---- PROVIDED RECORDS
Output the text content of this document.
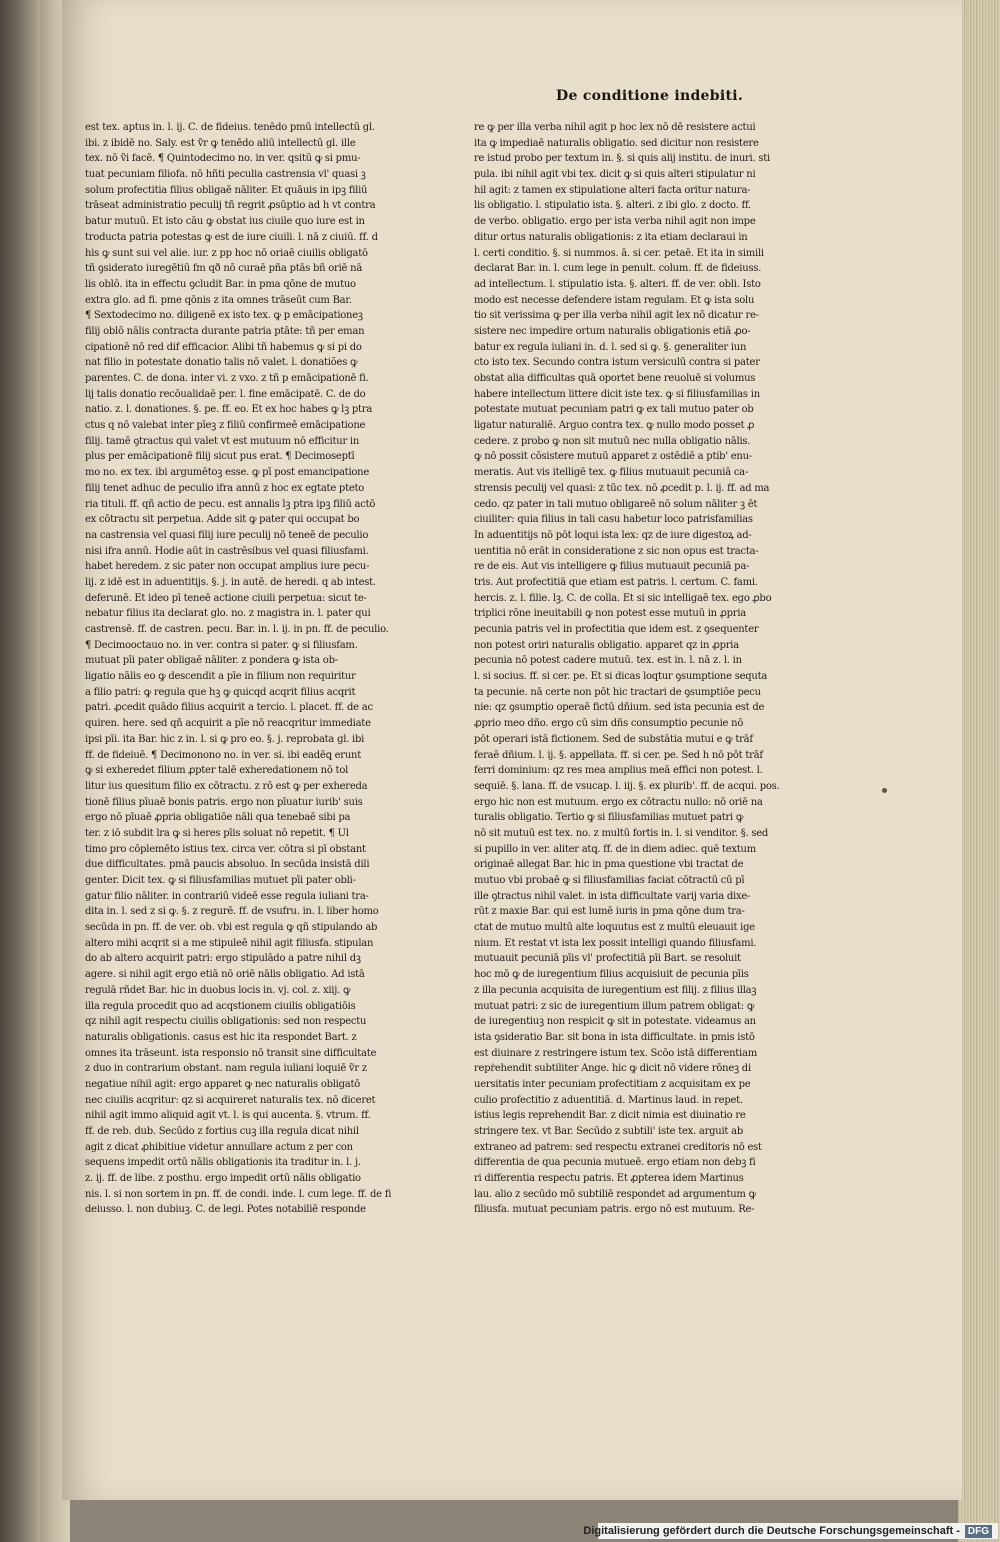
De conditione indebiti.
est tex. aptus in. l. ij. C. de fideius. tenēdo pmū intellectū gl.
ibi. z ibidē no. Saly. est ṽr ꝙ tenēdo aliū intellectū gl. ille
tex. nō ṽi facē. ¶ Quintodecimo no. in ver. qsitū ꝙ si pmu-
tuat pecuniam filiofa. nō hñti peculia castrensia vl' quasi ꝫ
solum profectitia filius obligaē nāliter. Et quāuis in ipꝫ filiū
trāseat administratio peculij tñ regrit ꝓsūptio ad h vt contra
batur mutuū. Et isto cāu ꝙ obstat ius ciuile quo iure est in
troducta patria potestas ꝙ est de iure ciuili. l. nā z ciuiū. ff. d
his ꝙ sunt sui vel alie. iur. z pp hoc nō oriaē ciuilis obligatō
tñ ꝯsiderato iuregētiū fm qð nō curaē pña ptās bñ oriē nā
lis oblō. ita in effectu ꝯcludit Bar. in pma qōne de mutuo
extra glo. ad fi. pme qōnis z ita omnes trāseūt cum Bar.
¶ Sextodecimo no. diligenē ex isto tex. ꝙ p emācipationeꝫ
filij oblō nālis contracta durante patria ptāte: tñ per eman
cipationē nō red dif efficacior. Alibi tñ habemus ꝙ si pi do
nat filio in potestate donatio talis nō valet. l. donatiões ꝙ
parentes. C. de dona. inter vi. z vxo. z tñ p emācipationē fi.
lij talis donatio recōualidaē per. l. fine emācipatē. C. de do
natio. z. l. donationes. §. pe. ff. eo. Et ex hoc habes ꝙ lꝫ ptra
ctus q nō valebat inter pīeꝫ z filiū confirmeē emācipatione
filij. tamē ꝯtractus qui valet vt est mutuum nō efficitur in
plus per emācipationē filij sicut pus erat. ¶ Decimoseptī
mo no. ex tex. ibi argumētoꝫ esse. ꝙ pī post emancipatione
filij tenet adhuc de peculio ifra annū z hoc ex egtate pteto
ria tituli. ff. qñ actio de pecu. est annalis lꝫ ptra ipꝫ filiū actō
ex cōtractu sit perpetua. Adde sit ꝙ pater qui occupat bo
na castrensia vel quasi filij iure peculij nō teneē de peculio
nisi ifra annū. Hodie aūt in castrēsibus vel quasi filiusfami.
habet heredem. z sic pater non occupat amplius iure pecu-
lij. z idē est in aduentitijs. §. j. in autē. de heredi. q ab intest.
deferunē. Et ideo pī teneē actione ciuili perpetua: sicut te-
nebatur filius ita declarat glo. no. z magistra in. l. pater qui
castrensē. ff. de castren. pecu. Bar. in. l. ij. in pn. ff. de peculio.
¶ Decimooctauo no. in ver. contra si pater. ꝙ si filiusfam.
mutuat pīi pater obligaē nāliter. z pondera ꝙ ista ob-
ligatio nālis eo ꝙ descendit a pīe in filium non requiritur
a filio patri: ꝙ regula que hꝫ ꝙ quicqd acqrit filius acqrit
patri. ꝓcedit quādo filius acquirit a tercio. l. placet. ff. de ac
quiren. here. sed qñ acquirit a pīe nō reacqritur immediate
ipsi pīi. ita Bar. hic z in. l. si ꝙ pro eo. §. j. reprobata gl. ibi
ff. de fideiuē. ¶ Decimonono no. in ver. si. ibi eadēꝗ erunt
ꝙ si exheredet filium ꝓpter talē exheredationem nō tol
litur ius quesitum filio ex cōtractu. z rō est ꝙ per exhereda
tionē filius pīuaē bonis patris. ergo non pīuatur iurib' suis
ergo nō pīuaē ꝓpria obligatiōe nāli qua tenebaē sibi pa
ter. z iō subdit lra ꝙ si heres pīis soluat nō repetit. ¶ Ul
timo pro cōplemēto istius tex. circa ver. cōtra si pī obstant
due difficultates. pmā paucis absoluo. In secūda insistā dili
genter. Dicit tex. ꝙ si filiusfamilias mutuet pīi pater obli-
gatur filio nāliter. in contrariū videē esse regula iuliani tra-
dita in. l. sed z si ꝙ. §. z regurē. ff. de vsufru. in. l. liber homo
secūda in pn. ff. de ver. ob. vbi est regula ꝙ qñ stipulando ab
altero mihi acqrit si a me stipuleē nihil agit filiusfa. stipulan
do ab altero acquirit patri: ergo stipulādo a patre nihil dꝫ
agere. si nihil agit ergo etiā nō oriē nālis obligatio. Ad istā
regulā rñdet Bar. hic in duobus locis in. vj. col. z. xiij. ꝙ
illa regula procedit quo ad acqstionem ciuilis obligatiōis
qz nihil agit respectu ciuilis obligationis: sed non respectu
naturalis obligationis. casus est hic ita respondet Bart. z
omnes ita trāseunt. ista responsio nō transit sine difficultate
z duo in contrarium obstant. nam regula iuliani loquiē ṽr z
negatiue nihil agit: ergo apparet ꝙ nec naturalis obligatō
nec ciuilis acqritur: qz si acquireret naturalis tex. nō diceret
nihil agit immo aliquid agit vt. l. is qui aucenta. §. vtrum. ff.
ff. de reb. dub. Secūdo z fortius cuꝫ illa regula dicat nihil
agit z dicat ꝓhibitiue videtur annullare actum z per con
sequens impedit ortū nālis obligationis ita traditur in. l. j.
z. ij. ff. de libe. z posthu. ergo impedit ortū nālis obligatio
nis. l. si non sortem in pn. ff. de condi. inde. l. cum lege. ff. de fi
deiusso. l. non dubiuꝫ. C. de legi. Potes notabiliē responde
re ꝙ per illa verba nihil agit p hoc lex nō dē resistere actui
ita ꝙ impediaē naturalis obligatio. sed dicitur non resistere
re istud probo per textum in. §. si quis alij institu. de inuri. sti
pula. ibi nihil agit vbi tex. dicit ꝙ si quis alteri stipulatur ni
hil agit: z tamen ex stipulatione alteri facta oritur natura-
lis obligatio. l. stipulatio ista. §. alteri. z ibi glo. z docto. ff.
de verbo. obligatio. ergo per ista verba nihil agit non impe
ditur ortus naturalis obligationis: z ita etiam declaraui in
l. certi conditio. §. si nummos. ā. si cer. petaē. Et ita in simili
declarat Bar. in. l. cum lege in penult. colum. ff. de fideiuss.
ad intellectum. l. stipulatio ista. §. alteri. ff. de ver. obli. Isto
modo est necesse defendere istam regulam. Et ꝙ ista solu
tio sit verissima ꝙ per illa verba nihil agit lex nō dicatur re-
sistere nec impedire ortum naturalis obligationis etiā ꝓo-
batur ex regula iuliani in. d. l. sed si ꝙ. §. generaliter iun
cto isto tex. Secundo contra istum versiculū contra si pater
obstat alia difficultas quā oportet bene reuoluē si volumus
habere intellectum littere dicit iste tex. ꝙ si filiusfamilias in
potestate mutuat pecuniam patri ꝙ ex tali mutuo pater ob
ligatur naturaliē. Arguo contra tex. ꝙ nullo modo posset ꝓ
cedere. z probo ꝙ non sit mutuū nec nulla obligatio nālis.
ꝙ nō possit cōsistere mutuū apparet z ostēdiē a ptib' enu-
meratis. Aut vis itelligē tex. ꝙ filius mutuauit pecuniā ca-
strensis peculij vel quasi: z tūc tex. nō ꝓcedit p. l. ij. ff. ad ma
cedo. qz pater in tali mutuo obligareē nō solum nāliter ꝫ ēt
ciuiliter: quia filius in tali casu habetur loco patrisfamilias
In aduentitijs nō pōt loqui ista lex: qz de iure digestoꝝ ad-
uentitia nō erāt in consideratione z sic non opus est tracta-
re de eis. Aut vis intelligere ꝙ filius mutuauit pecuniā pa-
tris. Aut profectitiā que etiam est patris. l. certum. C. fami.
hercis. z. l. filie. lꝫ. C. de colla. Et si sic intelligaē tex. ego ꝓbo
triplici rōne ineuitabili ꝙ non potest esse mutuū in ꝓpria
pecunia patris vel in profectitia que idem est. z ꝯsequenter
non potest oriri naturalis obligatio. apparet qz in ꝓpria
pecunia nō potest cadere mutuū. tex. est in. l. nā z. l. in
l. si socius. ff. si cer. pe. Et si dicas loqtur ꝯsumptione sequta
ta pecunie. nā certe non pōt hic tractari de ꝯsumptiōe pecu
nie: qz ꝯsumptio operaē fictū dñium. sed ista pecunia est de
ꝓprio meo dño. ergo cū sim dñs consumptio pecunie nō
pōt operari istā fictionem. Sed de substātia mutui e ꝙ trāf
feraē dñium. l. ij. §. appellata. ff. si cer. pe. Sed h nō pōt trāf
ferri dominium: qz res mea amplius meā effici non potest. l.
sequiē. §. lana. ff. de vsucap. l. iij. §. ex plurib'. ff. de acqui. pos.
ergo hic non est mutuum. ergo ex cōtractu nullo: nō oriē na
turalis obligatio. Tertio ꝙ si filiusfamilias mutuet patri ꝙ
nō sit mutuū est tex. no. z multū fortis in. l. si venditor. §. sed
si pupillo in ver. aliter atꝗ. ff. de in diem adiec. quē textum
originaē allegat Bar. hic in pma questione vbi tractat de
mutuo vbi probaē ꝙ si filiusfamilias faciat cōtractū cū pī
ille ꝯtractus nihil valet. in ista difficultate varij varia dixe-
rūt z maxie Bar. qui est lumē iuris in pma qōne dum tra-
ctat de mutuo multū alte loquutus est z multū eleuauit ige
nium. Et restat vt ista lex possit intelligi quando filiusfami.
mutuauit pecuniā pīis vl' profectitiā pīi Bart. se resoluit
hoc mō ꝙ de iuregentium filius acquisiuit de pecunia pīis
z illa pecunia acquisita de iuregentium est filij. z filius illaꝫ
mutuat patri: z sic de iuregentium illum patrem obligat: ꝙ
de iuregentiuꝫ non respicit ꝙ sit in potestate. videamus an
ista ꝯsideratio Bar. sit bona in ista difficultate. in pmis istō
est diuinare z restringere istum tex. Scōo istā differentiam
repṙehendit subtiliter Ange. hic ꝙ dicit nō videre rōneꝫ di
uersitatis inter pecuniam profectitiam z acquisitam ex pe
culio profectitio z aduentitiā. d. Martinus laud. in repet.
istius legis reprehendit Bar. z dicit nimia est diuinatio re
stringere tex. vt Bar. Secūdo z subtili' iste tex. arguit ab
extraneo ad patrem: sed respectu extranei creditoris nō est
differentia de qua pecunia mutueē. ergo etiam non debꝫ fi
ri differentia respectu patris. Et ꝓpterea idem Martinus
lau. alio z secūdo mō subtiliē respondet ad argumentum ꝙ
filiusfa. mutuat pecuniam patris. ergo nō est mutuum. Re-
Digitalisierung gefördert durch die Deutsche Forschungsgemeinschaft - DFG
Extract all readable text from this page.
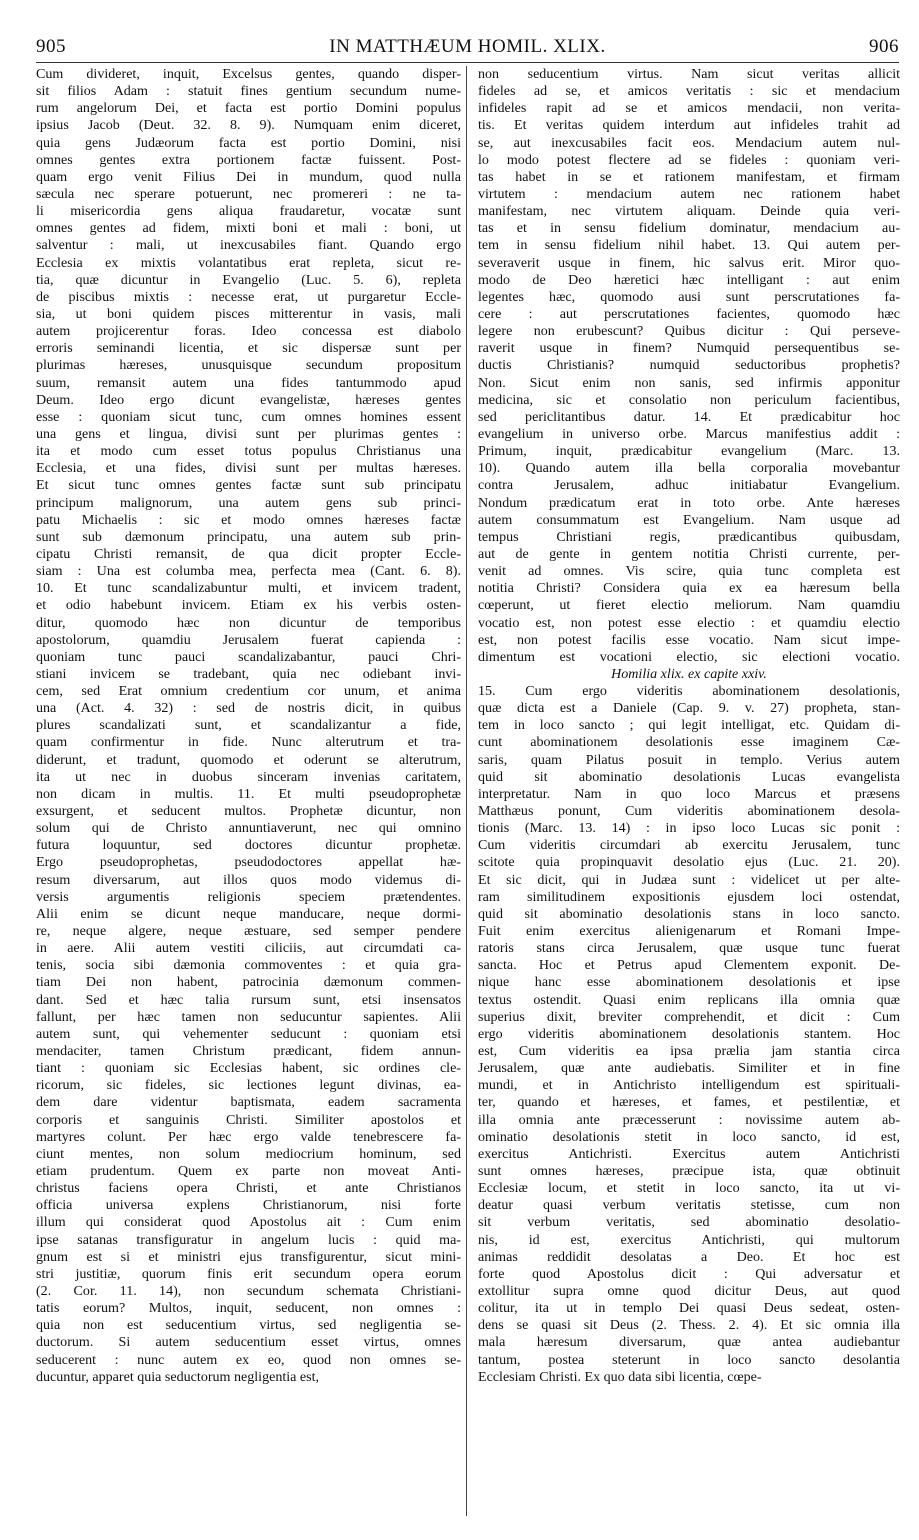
905	IN MATTHÆUM HOMIL. XLIX.	906
Cum divideret, inquit, Excelsus gentes, quando disper-
sit filios Adam : statuit fines gentium secundum nume-
rum angelorum Dei, et facta est portio Domini populus
ipsius Jacob (Deut. 32. 8. 9). Numquam enim diceret,
quia gens Judæorum facta est portio Domini, nisi
omnes gentes extra portionem factæ fuissent. Post-
quam ergo venit Filius Dei in mundum, quod nulla
sæcula nec sperare potuerunt, nec promereri : ne ta-
li misericordia gens aliqua fraudaretur, vocatæ sunt
omnes gentes ad fidem, mixti boni et mali : boni, ut
salventur : mali, ut inexcusabiles fiant. Quando ergo
Ecclesia ex mixtis volantatibus erat repleta, sicut re-
tia, quæ dicuntur in Evangelio (Luc. 5. 6), repleta
de piscibus mixtis : necesse erat, ut purgaretur Eccle-
sia, ut boni quidem pisces mitterentur in vasis, mali
autem projicerentur foras. Ideo concessa est diabolo
erroris seminandi licentia, et sic dispersæ sunt per
plurimas hæreses, unusquisque secundum propositum
suum, remansit autem una fides tantummodo apud
Deum. Ideo ergo dicunt evangelistæ, hæreses gentes
esse : quoniam sicut tunc, cum omnes homines essent
una gens et lingua, divisi sunt per plurimas gentes :
ita et modo cum esset totus populus Christianus una
Ecclesia, et una fides, divisi sunt per multas hæreses.
Et sicut tunc omnes gentes factæ sunt sub principatu
principum malignorum, una autem gens sub princi-
patu Michaelis : sic et modo omnes hæreses factæ
sunt sub dæmonum principatu, una autem sub prin-
cipatu Christi remansit, de qua dicit propter Eccle-
siam : Una est columba mea, perfecta mea (Cant. 6. 8).
10. Et tunc scandalizabuntur multi, et invicem tradent,
et odio habebunt invicem. Etiam ex his verbis osten-
ditur, quomodo hæc non dicuntur de temporibus
apostolorum, quamdiu Jerusalem fuerat capienda :
quoniam tunc pauci scandalizabantur, pauci Chri-
stiani invicem se tradebant, quia nec odiebant invi-
cem, sed Erat omnium credentium cor unum, et anima
una (Act. 4. 32) : sed de nostris dicit, in quibus
plures scandalizati sunt, et scandalizantur a fide,
quam confirmentur in fide. Nunc alterutrum et tra-
diderunt, et tradunt, quomodo et oderunt se alterutrum,
ita ut nec in duobus sinceram invenias caritatem,
non dicam in multis. 11. Et multi pseudoprophetæ
exsurgent, et seducent multos. Prophetæ dicuntur, non
solum qui de Christo annuntiaverunt, nec qui omnino
futura loquuntur, sed doctores dicuntur prophetæ.
Ergo pseudoprophetas, pseudodoctores appellat hæ-
resum diversarum, aut illos quos modo videmus di-
versis argumentis religionis speciem prætendentes.
Alii enim se dicunt neque manducare, neque dormi-
re, neque algere, neque æstuare, sed semper pendere
in aere. Alii autem vestiti ciliciis, aut circumdati ca-
tenis, socia sibi dæmonia commoventes : et quia gra-
tiam Dei non habent, patrocinia dæmonum commen-
dant. Sed et hæc talia rursum sunt, etsi insensatos
fallunt, per hæc tamen non seducuntur sapientes. Alii
autem sunt, qui vehementer seducunt : quoniam etsi
mendaciter, tamen Christum prædicant, fidem annun-
tiant : quoniam sic Ecclesias habent, sic ordines cle-
ricorum, sic fideles, sic lectiones legunt divinas, ea-
dem dare videntur baptismata, eadem sacramenta
corporis et sanguinis Christi. Similiter apostolos et
martyres colunt. Per hæc ergo valde tenebrescere fa-
ciunt mentes, non solum mediocrium hominum, sed
etiam prudentum. Quem ex parte non moveat Anti-
christus faciens opera Christi, et ante Christianos
officia universa explens Christianorum, nisi forte
illum qui considerat quod Apostolus ait : Cum enim
ipse satanas transfiguratur in angelum lucis : quid ma-
gnum est si et ministri ejus transfigurentur, sicut mini-
stri justitiæ, quorum finis erit secundum opera eorum
(2. Cor. 11. 14), non secundum schemata Christiani-
tatis eorum? Multos, inquit, seducent, non omnes :
quia non est seducentium virtus, sed negligentia se-
ductorum. Si autem seducentium esset virtus, omnes
seducerent : nunc autem ex eo, quod non omnes se-
ducuntur, apparet quia seductorum negligentia est,
non seducentium virtus. Nam sicut veritas allicit
fideles ad se, et amicos veritatis : sic et mendacium
infideles rapit ad se et amicos mendacii, non verita-
tis. Et veritas quidem interdum aut infideles trahit ad
se, aut inexcusabiles facit eos. Mendacium autem nul-
lo modo potest flectere ad se fideles : quoniam veri-
tas habet in se et rationem manifestam, et firmam
virtutem : mendacium autem nec rationem habet
manifestam, nec virtutem aliquam. Deinde quia veri-
tas et in sensu fidelium dominatur, mendacium au-
tem in sensu fidelium nihil habet. 13. Qui autem per-
severaverit usque in finem, hic salvus erit. Miror quo-
modo de Deo hæretici hæc intelligant : aut enim
legentes hæc, quomodo ausi sunt perscrutationes fa-
cere : aut perscrutationes facientes, quomodo hæc
legere non erubescunt? Quibus dicitur : Qui perseve-
raverit usque in finem? Numquid persequentibus se-
ductis Christianis? numquid seductoribus prophetis?
Non. Sicut enim non sanis, sed infirmis apponitur
medicina, sic et consolatio non periculum facientibus,
sed periclitantibus datur. 14. Et prædicabitur hoc
evangelium in universo orbe. Marcus manifestius addit :
Primum, inquit, prædicabitur evangelium (Marc. 13.
10). Quando autem illa bella corporalia movebantur
contra Jerusalem, adhuc initiabatur Evangelium.
Nondum prædicatum erat in toto orbe. Ante hæreses
autem consummatum est Evangelium. Nam usque ad
tempus Christiani regis, prædicantibus quibusdam,
aut de gente in gentem notitia Christi currente, per-
venit ad omnes. Vis scire, quia tunc completa est
notitia Christi? Considera quia ex ea hæresum bella
cœperunt, ut fieret electio meliorum. Nam quamdiu
vocatio est, non potest esse electio : et quamdiu electio
est, non potest facilis esse vocatio. Nam sicut impe-
dimentum est vocationi electio, sic electioni vocatio.
Homilia xlix. ex capite xxiv.
15. Cum ergo videritis abominationem desolationis,
quæ dicta est a Daniele (Cap. 9. v. 27) propheta, stan-
tem in loco sancto ; qui legit intelligat, etc. Quidam di-
cunt abominationem desolationis esse imaginem Cæ-
saris, quam Pilatus posuit in templo. Verius autem
quid sit abominatio desolationis Lucas evangelista
interpretatur. Nam in quo loco Marcus et præsens
Matthæus ponunt, Cum videritis abominationem desola-
tionis (Marc. 13. 14) : in ipso loco Lucas sic ponit :
Cum videritis circumdari ab exercitu Jerusalem, tunc
scitote quia propinquavit desolatio ejus (Luc. 21. 20).
Et sic dicit, qui in Judæa sunt : videlicet ut per alte-
ram similitudinem expositionis ejusdem loci ostendat,
quid sit abominatio desolationis stans in loco sancto.
Fuit enim exercitus alienigenarum et Romani Impe-
ratoris stans circa Jerusalem, quæ usque tunc fuerat
sancta. Hoc et Petrus apud Clementem exponit. De-
nique hanc esse abominationem desolationis et ipse
textus ostendit. Quasi enim replicans illa omnia quæ
superius dixit, breviter comprehendit, et dicit : Cum
ergo videritis abominationem desolationis stantem. Hoc
est, Cum videritis ea ipsa prælia jam stantia circa
Jerusalem, quæ ante audiebatis. Similiter et in fine
mundi, et in Antichristo intelligendum est spirituali-
ter, quando et hæreses, et fames, et pestilentiæ, et
illa omnia ante præcesserunt : novissime autem ab-
ominatio desolationis stetit in loco sancto, id est,
exercitus Antichristi. Exercitus autem Antichristi
sunt omnes hæreses, præcipue ista, quæ obtinuit
Ecclesiæ locum, et stetit in loco sancto, ita ut vi-
deatur quasi verbum veritatis stetisse, cum non
sit verbum veritatis, sed abominatio desolatio-
nis, id est, exercitus Antichristi, qui multorum
animas reddidit desolatas a Deo. Et hoc est
forte quod Apostolus dicit : Qui adversatur et
extollitur supra omne quod dicitur Deus, aut quod
colitur, ita ut in templo Dei quasi Deus sedeat, osten-
dens se quasi sit Deus (2. Thess. 2. 4). Et sic omnia illa
mala hæresum diversarum, quæ antea audiebantur
tantum, postea steterunt in loco sancto desolantia
Ecclesiam Christi. Ex quo data sibi licentia, cœpe-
--------
Check each line above for the string "nullo", then copy the ones that have it.

PROBLEM SOLUTION =
ligatur naturaliē. Arguo contra tex. ꝙ nullo modo posset ꝓ
ergo hic non est mutuum. ergo ex cōtractu nullo: nō oriē na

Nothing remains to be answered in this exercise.